==== TASK INPUTS ====

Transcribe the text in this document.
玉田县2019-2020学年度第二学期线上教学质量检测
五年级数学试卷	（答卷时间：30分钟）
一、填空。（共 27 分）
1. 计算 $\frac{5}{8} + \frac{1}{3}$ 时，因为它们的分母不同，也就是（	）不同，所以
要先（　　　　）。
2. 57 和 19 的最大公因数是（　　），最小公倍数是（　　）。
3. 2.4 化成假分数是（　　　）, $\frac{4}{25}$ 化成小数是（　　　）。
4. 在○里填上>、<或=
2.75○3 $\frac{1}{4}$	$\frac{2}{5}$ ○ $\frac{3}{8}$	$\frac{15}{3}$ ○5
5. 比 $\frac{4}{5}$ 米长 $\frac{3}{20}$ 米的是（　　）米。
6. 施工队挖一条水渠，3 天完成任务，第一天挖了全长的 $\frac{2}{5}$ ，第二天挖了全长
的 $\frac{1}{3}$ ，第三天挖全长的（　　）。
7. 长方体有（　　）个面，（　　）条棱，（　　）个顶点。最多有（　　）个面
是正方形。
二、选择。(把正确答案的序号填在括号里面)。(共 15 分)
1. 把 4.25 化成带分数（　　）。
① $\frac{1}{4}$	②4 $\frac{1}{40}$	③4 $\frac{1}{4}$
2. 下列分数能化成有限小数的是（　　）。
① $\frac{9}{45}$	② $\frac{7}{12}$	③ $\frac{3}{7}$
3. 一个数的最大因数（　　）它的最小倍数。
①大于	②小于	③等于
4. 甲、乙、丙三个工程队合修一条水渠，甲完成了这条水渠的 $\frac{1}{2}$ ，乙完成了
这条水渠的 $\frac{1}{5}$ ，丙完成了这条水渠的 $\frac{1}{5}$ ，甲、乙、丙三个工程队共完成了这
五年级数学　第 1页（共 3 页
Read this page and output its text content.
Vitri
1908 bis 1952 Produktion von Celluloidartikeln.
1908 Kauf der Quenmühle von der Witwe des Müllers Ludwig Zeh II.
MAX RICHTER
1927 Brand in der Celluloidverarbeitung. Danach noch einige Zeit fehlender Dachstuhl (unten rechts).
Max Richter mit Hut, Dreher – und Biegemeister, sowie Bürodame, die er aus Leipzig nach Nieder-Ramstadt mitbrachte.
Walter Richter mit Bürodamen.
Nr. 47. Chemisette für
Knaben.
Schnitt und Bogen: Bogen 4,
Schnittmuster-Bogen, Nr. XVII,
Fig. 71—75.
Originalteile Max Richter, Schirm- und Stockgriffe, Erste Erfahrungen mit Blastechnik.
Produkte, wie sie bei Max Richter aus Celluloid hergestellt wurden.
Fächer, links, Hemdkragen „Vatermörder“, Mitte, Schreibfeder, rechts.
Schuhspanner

====

AIM OF THE EXERCISE: All lines of the data above that include the word "this" must be shown.

SOLUTION:
Transcribe the text in this document.
Read this page and output its text content.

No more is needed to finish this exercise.